Objective → How many of the lines that follow contain the word "carried"? Give only the number.

Data records →
* * * * * * *
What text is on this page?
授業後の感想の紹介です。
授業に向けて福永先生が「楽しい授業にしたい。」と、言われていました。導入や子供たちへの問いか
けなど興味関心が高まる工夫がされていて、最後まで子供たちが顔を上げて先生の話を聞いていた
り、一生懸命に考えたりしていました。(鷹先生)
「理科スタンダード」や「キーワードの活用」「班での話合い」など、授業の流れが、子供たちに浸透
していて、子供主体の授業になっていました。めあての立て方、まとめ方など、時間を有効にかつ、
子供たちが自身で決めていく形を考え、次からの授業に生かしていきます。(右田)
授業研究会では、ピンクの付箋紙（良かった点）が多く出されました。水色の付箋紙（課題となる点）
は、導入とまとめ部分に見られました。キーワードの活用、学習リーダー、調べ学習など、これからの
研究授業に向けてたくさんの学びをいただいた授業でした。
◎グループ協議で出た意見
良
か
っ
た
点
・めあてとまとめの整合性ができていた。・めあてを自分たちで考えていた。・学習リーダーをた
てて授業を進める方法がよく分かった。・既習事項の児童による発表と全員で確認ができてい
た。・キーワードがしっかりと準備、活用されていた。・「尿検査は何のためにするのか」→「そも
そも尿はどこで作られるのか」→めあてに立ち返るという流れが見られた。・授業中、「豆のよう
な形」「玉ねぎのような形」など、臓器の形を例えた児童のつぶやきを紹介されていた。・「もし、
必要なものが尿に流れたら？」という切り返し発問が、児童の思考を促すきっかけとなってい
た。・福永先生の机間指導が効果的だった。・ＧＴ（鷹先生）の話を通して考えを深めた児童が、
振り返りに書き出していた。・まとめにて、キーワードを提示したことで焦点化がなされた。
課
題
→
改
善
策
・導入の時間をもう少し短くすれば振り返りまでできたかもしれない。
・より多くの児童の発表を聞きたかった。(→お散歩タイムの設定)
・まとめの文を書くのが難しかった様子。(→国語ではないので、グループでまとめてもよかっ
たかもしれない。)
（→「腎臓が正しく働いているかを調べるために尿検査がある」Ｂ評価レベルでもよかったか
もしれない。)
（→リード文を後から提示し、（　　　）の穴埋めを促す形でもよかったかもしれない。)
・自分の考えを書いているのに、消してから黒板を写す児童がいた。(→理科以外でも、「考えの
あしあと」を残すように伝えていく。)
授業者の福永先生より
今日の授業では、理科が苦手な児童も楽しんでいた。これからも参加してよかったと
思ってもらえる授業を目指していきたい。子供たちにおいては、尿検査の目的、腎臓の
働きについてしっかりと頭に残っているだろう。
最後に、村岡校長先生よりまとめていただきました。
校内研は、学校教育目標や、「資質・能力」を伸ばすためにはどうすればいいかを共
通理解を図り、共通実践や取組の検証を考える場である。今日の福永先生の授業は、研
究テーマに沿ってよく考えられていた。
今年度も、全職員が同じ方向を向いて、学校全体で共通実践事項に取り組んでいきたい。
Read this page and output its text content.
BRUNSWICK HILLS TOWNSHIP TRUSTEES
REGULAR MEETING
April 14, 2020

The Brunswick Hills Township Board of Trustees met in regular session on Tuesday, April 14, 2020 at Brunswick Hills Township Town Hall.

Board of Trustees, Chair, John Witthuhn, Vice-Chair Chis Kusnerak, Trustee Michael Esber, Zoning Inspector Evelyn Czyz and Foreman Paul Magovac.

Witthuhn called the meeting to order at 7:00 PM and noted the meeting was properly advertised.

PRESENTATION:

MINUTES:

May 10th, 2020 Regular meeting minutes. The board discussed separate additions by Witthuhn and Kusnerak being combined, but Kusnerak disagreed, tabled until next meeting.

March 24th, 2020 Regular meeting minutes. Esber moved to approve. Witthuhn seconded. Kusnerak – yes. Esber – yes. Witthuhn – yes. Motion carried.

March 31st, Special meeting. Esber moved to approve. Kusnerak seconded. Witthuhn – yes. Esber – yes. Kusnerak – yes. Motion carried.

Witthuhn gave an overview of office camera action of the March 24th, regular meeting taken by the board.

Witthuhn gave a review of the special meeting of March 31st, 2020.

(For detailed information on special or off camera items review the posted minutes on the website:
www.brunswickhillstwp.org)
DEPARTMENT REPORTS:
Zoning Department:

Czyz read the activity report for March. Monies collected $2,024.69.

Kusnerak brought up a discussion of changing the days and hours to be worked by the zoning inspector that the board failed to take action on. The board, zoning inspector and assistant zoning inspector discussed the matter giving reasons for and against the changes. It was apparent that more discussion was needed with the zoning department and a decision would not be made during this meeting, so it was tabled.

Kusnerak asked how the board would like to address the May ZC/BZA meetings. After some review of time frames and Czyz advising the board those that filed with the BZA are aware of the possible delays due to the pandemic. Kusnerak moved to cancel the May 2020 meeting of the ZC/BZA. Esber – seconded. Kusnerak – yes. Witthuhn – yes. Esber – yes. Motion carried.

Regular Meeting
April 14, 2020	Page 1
* * * * * * *
Exercise result → 3